BEGIN Data for the task

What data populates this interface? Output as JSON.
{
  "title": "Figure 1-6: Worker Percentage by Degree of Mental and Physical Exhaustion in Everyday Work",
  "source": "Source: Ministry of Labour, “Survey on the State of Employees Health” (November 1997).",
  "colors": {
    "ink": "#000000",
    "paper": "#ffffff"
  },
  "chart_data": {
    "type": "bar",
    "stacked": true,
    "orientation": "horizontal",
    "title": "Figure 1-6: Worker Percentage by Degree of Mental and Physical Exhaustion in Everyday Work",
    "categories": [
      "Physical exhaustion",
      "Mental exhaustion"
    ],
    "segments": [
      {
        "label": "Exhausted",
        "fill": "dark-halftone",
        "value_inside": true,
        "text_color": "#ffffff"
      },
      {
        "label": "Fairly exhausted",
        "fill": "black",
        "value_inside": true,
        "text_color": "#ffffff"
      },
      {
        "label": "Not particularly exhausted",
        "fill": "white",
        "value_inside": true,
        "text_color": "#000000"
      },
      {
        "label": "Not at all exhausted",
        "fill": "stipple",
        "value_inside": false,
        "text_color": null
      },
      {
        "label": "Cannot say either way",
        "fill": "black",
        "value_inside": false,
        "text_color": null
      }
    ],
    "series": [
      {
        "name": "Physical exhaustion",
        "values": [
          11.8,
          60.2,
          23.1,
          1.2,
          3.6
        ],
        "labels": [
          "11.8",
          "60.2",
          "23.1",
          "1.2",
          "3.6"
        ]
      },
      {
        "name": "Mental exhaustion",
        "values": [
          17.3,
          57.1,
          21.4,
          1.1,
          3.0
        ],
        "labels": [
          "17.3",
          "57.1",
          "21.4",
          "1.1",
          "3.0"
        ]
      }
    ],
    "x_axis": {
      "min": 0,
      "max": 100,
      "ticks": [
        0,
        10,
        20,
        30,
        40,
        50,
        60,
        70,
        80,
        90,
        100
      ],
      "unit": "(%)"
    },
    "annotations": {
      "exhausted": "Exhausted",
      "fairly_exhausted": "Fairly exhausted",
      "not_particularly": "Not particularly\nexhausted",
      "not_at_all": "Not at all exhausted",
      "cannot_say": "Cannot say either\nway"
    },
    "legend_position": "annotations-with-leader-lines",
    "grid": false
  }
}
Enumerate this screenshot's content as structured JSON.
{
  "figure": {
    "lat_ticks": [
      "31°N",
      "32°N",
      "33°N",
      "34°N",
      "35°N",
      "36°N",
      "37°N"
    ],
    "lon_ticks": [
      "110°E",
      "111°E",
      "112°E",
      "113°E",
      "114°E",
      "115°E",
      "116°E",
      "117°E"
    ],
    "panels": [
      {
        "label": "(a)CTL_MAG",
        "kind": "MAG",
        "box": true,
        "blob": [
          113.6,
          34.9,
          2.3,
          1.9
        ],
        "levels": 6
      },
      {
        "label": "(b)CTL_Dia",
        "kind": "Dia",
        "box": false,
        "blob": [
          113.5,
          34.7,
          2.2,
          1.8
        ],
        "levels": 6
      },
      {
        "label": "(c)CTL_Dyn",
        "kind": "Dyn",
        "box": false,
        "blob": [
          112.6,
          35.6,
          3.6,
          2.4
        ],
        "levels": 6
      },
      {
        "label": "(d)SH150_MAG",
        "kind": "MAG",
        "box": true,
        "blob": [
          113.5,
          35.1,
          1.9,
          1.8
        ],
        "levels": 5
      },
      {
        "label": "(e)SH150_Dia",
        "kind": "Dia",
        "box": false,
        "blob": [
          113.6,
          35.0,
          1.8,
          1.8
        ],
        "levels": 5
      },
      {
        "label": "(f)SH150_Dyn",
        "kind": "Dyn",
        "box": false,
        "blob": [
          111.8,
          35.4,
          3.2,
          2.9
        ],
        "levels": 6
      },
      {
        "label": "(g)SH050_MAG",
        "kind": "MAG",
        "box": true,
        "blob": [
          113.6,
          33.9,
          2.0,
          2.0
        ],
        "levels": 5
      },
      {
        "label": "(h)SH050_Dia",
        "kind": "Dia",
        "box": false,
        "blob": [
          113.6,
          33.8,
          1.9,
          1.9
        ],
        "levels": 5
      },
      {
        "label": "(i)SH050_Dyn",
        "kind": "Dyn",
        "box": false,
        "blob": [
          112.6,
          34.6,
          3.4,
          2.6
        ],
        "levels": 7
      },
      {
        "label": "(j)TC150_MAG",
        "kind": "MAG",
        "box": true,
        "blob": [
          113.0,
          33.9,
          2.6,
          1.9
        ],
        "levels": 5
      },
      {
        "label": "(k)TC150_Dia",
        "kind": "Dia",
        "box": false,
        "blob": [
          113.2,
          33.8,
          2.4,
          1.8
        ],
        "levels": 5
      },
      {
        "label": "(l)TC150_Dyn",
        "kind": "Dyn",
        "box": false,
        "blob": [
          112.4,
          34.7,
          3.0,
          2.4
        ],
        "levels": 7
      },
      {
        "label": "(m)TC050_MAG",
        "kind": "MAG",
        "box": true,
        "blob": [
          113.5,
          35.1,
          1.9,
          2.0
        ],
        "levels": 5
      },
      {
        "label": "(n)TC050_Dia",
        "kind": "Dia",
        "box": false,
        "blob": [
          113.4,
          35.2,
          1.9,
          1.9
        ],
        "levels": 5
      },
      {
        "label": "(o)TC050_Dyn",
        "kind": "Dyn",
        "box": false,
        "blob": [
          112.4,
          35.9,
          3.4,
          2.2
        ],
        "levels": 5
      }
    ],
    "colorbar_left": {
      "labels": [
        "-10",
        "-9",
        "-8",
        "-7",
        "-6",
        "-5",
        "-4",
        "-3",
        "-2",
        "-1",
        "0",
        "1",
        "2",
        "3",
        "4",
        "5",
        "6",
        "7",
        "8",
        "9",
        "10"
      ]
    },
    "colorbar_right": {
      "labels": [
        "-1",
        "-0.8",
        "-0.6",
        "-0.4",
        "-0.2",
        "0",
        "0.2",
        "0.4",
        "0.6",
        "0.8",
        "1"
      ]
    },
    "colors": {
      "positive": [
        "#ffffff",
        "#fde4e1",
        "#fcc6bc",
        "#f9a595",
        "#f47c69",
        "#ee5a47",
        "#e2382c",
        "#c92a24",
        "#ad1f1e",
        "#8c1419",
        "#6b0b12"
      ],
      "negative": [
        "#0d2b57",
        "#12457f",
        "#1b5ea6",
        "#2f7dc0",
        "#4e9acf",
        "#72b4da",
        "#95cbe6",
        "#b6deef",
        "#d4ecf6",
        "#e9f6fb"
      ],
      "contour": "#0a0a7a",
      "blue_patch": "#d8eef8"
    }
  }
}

END Data for the task

→ **Work to complete**: Take the records above and return them exactly as written.

→ **Finished task**:
What data populates this interface? Output as JSON.
{
  "title": "Figure 1-6: Worker Percentage by Degree of Mental and Physical Exhaustion in Everyday Work",
  "source": "Source: Ministry of Labour, “Survey on the State of Employees Health” (November 1997).",
  "colors": {
    "ink": "#000000",
    "paper": "#ffffff"
  },
  "chart_data": {
    "type": "bar",
    "stacked": true,
    "orientation": "horizontal",
    "title": "Figure 1-6: Worker Percentage by Degree of Mental and Physical Exhaustion in Everyday Work",
    "categories": [
      "Physical exhaustion",
      "Mental exhaustion"
    ],
    "segments": [
      {
        "label": "Exhausted",
        "fill": "dark-halftone",
        "value_inside": true,
        "text_color": "#ffffff"
      },
      {
        "label": "Fairly exhausted",
        "fill": "black",
        "value_inside": true,
        "text_color": "#ffffff"
      },
      {
        "label": "Not particularly exhausted",
        "fill": "white",
        "value_inside": true,
        "text_color": "#000000"
      },
      {
        "label": "Not at all exhausted",
        "fill": "stipple",
        "value_inside": false,
        "text_color": null
      },
      {
        "label": "Cannot say either way",
        "fill": "black",
        "value_inside": false,
        "text_color": null
      }
    ],
    "series": [
      {
        "name": "Physical exhaustion",
        "values": [
          11.8,
          60.2,
          23.1,
          1.2,
          3.6
        ],
        "labels": [
          "11.8",
          "60.2",
          "23.1",
          "1.2",
          "3.6"
        ]
      },
      {
        "name": "Mental exhaustion",
        "values": [
          17.3,
          57.1,
          21.4,
          1.1,
          3.0
        ],
        "labels": [
          "17.3",
          "57.1",
          "21.4",
          "1.1",
          "3.0"
        ]
      }
    ],
    "x_axis": {
      "min": 0,
      "max": 100,
      "ticks": [
        0,
        10,
        20,
        30,
        40,
        50,
        60,
        70,
        80,
        90,
        100
      ],
      "unit": "(%)"
    },
    "annotations": {
      "exhausted": "Exhausted",
      "fairly_exhausted": "Fairly exhausted",
      "not_particularly": "Not particularly\nexhausted",
      "not_at_all": "Not at all exhausted",
      "cannot_say": "Cannot say either\nway"
    },
    "legend_position": "annotations-with-leader-lines",
    "grid": false
  }
}
Enumerate this screenshot's content as structured JSON.
{
  "figure": {
    "lat_ticks": [
      "31°N",
      "32°N",
      "33°N",
      "34°N",
      "35°N",
      "36°N",
      "37°N"
    ],
    "lon_ticks": [
      "110°E",
      "111°E",
      "112°E",
      "113°E",
      "114°E",
      "115°E",
      "116°E",
      "117°E"
    ],
    "panels": [
      {
        "label": "(a)CTL_MAG",
        "kind": "MAG",
        "box": true,
        "blob": [
          113.6,
          34.9,
          2.3,
          1.9
        ],
        "levels": 6
      },
      {
        "label": "(b)CTL_Dia",
        "kind": "Dia",
        "box": false,
        "blob": [
          113.5,
          34.7,
          2.2,
          1.8
        ],
        "levels": 6
      },
      {
        "label": "(c)CTL_Dyn",
        "kind": "Dyn",
        "box": false,
        "blob": [
          112.6,
          35.6,
          3.6,
          2.4
        ],
        "levels": 6
      },
      {
        "label": "(d)SH150_MAG",
        "kind": "MAG",
        "box": true,
        "blob": [
          113.5,
          35.1,
          1.9,
          1.8
        ],
        "levels": 5
      },
      {
        "label": "(e)SH150_Dia",
        "kind": "Dia",
        "box": false,
        "blob": [
          113.6,
          35.0,
          1.8,
          1.8
        ],
        "levels": 5
      },
      {
        "label": "(f)SH150_Dyn",
        "kind": "Dyn",
        "box": false,
        "blob": [
          111.8,
          35.4,
          3.2,
          2.9
        ],
        "levels": 6
      },
      {
        "label": "(g)SH050_MAG",
        "kind": "MAG",
        "box": true,
        "blob": [
          113.6,
          33.9,
          2.0,
          2.0
        ],
        "levels": 5
      },
      {
        "label": "(h)SH050_Dia",
        "kind": "Dia",
        "box": false,
        "blob": [
          113.6,
          33.8,
          1.9,
          1.9
        ],
        "levels": 5
      },
      {
        "label": "(i)SH050_Dyn",
        "kind": "Dyn",
        "box": false,
        "blob": [
          112.6,
          34.6,
          3.4,
          2.6
        ],
        "levels": 7
      },
      {
        "label": "(j)TC150_MAG",
        "kind": "MAG",
        "box": true,
        "blob": [
          113.0,
          33.9,
          2.6,
          1.9
        ],
        "levels": 5
      },
      {
        "label": "(k)TC150_Dia",
        "kind": "Dia",
        "box": false,
        "blob": [
          113.2,
          33.8,
          2.4,
          1.8
        ],
        "levels": 5
      },
      {
        "label": "(l)TC150_Dyn",
        "kind": "Dyn",
        "box": false,
        "blob": [
          112.4,
          34.7,
          3.0,
          2.4
        ],
        "levels": 7
      },
      {
        "label": "(m)TC050_MAG",
        "kind": "MAG",
        "box": true,
        "blob": [
          113.5,
          35.1,
          1.9,
          2.0
        ],
        "levels": 5
      },
      {
        "label": "(n)TC050_Dia",
        "kind": "Dia",
        "box": false,
        "blob": [
          113.4,
          35.2,
          1.9,
          1.9
        ],
        "levels": 5
      },
      {
        "label": "(o)TC050_Dyn",
        "kind": "Dyn",
        "box": false,
        "blob": [
          112.4,
          35.9,
          3.4,
          2.2
        ],
        "levels": 5
      }
    ],
    "colorbar_left": {
      "labels": [
        "-10",
        "-9",
        "-8",
        "-7",
        "-6",
        "-5",
        "-4",
        "-3",
        "-2",
        "-1",
        "0",
        "1",
        "2",
        "3",
        "4",
        "5",
        "6",
        "7",
        "8",
        "9",
        "10"
      ]
    },
    "colorbar_right": {
      "labels": [
        "-1",
        "-0.8",
        "-0.6",
        "-0.4",
        "-0.2",
        "0",
        "0.2",
        "0.4",
        "0.6",
        "0.8",
        "1"
      ]
    },
    "colors": {
      "positive": [
        "#ffffff",
        "#fde4e1",
        "#fcc6bc",
        "#f9a595",
        "#f47c69",
        "#ee5a47",
        "#e2382c",
        "#c92a24",
        "#ad1f1e",
        "#8c1419",
        "#6b0b12"
      ],
      "negative": [
        "#0d2b57",
        "#12457f",
        "#1b5ea6",
        "#2f7dc0",
        "#4e9acf",
        "#72b4da",
        "#95cbe6",
        "#b6deef",
        "#d4ecf6",
        "#e9f6fb"
      ],
      "contour": "#0a0a7a",
      "blue_patch": "#d8eef8"
    }
  }
}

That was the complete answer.